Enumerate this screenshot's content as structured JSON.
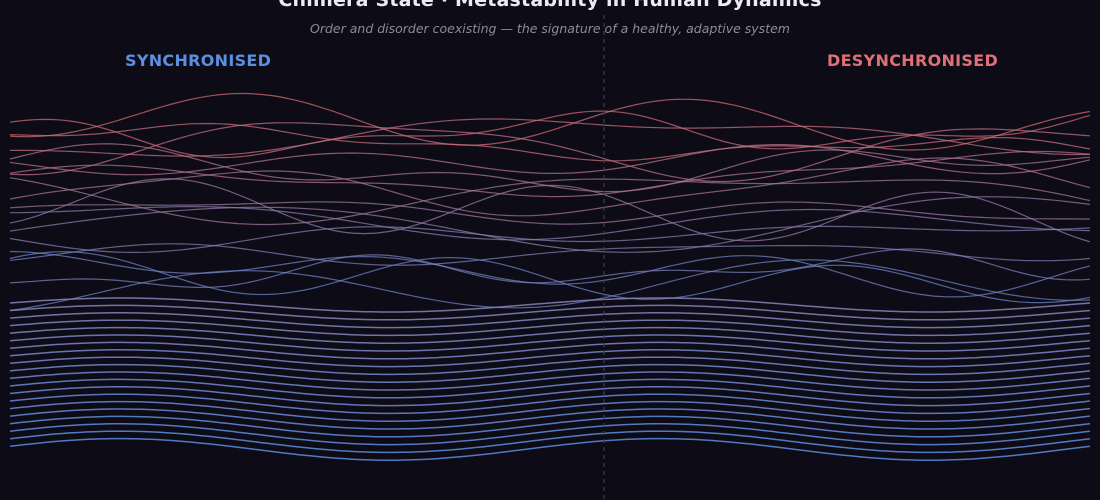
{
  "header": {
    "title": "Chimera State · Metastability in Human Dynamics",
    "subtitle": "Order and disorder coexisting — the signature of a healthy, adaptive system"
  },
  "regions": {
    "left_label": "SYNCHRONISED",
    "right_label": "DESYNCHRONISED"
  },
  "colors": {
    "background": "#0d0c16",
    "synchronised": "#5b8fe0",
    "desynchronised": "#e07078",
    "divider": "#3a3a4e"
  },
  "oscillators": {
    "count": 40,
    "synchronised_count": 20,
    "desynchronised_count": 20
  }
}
--
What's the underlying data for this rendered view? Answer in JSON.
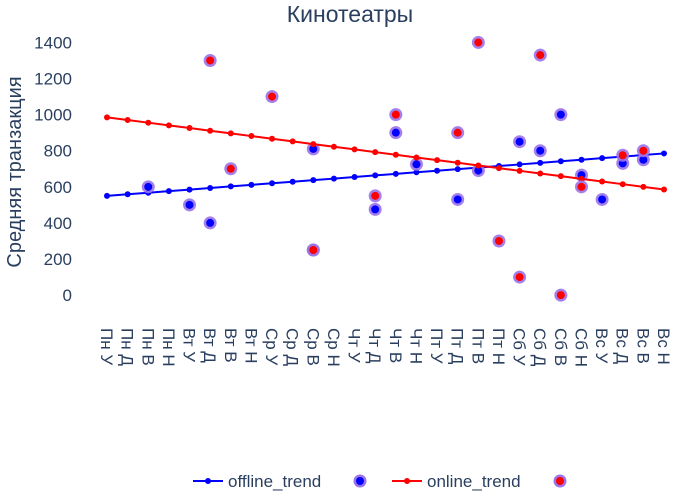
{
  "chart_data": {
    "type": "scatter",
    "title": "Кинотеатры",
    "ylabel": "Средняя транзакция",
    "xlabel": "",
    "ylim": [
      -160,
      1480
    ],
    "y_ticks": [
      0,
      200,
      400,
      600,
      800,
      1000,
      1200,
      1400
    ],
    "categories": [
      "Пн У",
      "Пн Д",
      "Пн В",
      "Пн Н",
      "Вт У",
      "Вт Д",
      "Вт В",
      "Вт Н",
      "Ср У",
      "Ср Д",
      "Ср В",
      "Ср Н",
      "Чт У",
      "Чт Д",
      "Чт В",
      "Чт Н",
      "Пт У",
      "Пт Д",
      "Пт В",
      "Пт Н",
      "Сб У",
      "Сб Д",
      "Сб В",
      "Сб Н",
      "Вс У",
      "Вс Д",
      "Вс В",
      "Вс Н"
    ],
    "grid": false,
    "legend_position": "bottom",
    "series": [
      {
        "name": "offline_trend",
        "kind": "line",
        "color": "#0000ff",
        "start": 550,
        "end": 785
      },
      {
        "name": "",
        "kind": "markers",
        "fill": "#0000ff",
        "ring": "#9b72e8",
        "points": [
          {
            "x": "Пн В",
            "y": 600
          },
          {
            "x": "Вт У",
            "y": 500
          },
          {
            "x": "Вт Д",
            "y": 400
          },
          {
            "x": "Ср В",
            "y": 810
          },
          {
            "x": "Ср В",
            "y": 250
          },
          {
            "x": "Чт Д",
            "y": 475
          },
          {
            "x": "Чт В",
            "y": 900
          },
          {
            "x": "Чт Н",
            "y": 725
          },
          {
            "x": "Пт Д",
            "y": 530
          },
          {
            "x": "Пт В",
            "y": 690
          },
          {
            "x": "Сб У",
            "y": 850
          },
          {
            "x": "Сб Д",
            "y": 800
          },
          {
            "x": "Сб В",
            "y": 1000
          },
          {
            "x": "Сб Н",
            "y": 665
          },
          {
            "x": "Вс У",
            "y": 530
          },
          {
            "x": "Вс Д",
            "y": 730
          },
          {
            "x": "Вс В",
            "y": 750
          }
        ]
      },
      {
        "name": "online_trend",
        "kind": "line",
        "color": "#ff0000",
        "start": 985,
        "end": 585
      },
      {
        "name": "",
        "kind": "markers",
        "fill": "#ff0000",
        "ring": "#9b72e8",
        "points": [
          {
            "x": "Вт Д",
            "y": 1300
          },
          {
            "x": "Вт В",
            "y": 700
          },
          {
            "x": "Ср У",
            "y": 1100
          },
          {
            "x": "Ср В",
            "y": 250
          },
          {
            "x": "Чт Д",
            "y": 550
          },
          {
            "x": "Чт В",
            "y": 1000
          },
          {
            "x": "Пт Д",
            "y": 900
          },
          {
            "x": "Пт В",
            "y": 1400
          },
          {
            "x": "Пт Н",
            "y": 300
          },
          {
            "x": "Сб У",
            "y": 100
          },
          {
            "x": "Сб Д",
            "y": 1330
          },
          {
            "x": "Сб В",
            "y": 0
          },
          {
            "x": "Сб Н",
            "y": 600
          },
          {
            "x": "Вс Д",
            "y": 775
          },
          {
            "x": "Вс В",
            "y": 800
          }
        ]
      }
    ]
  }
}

* [AIM OF THE TASK]: In the lines above, locate the string "this". Copy every line where it occurs.

* [ANSWER TO THE EXERCISE]:
Enumerate this screenshot's content as structured JSON.
What's the underlying data for this rendered view? Answer in JSON.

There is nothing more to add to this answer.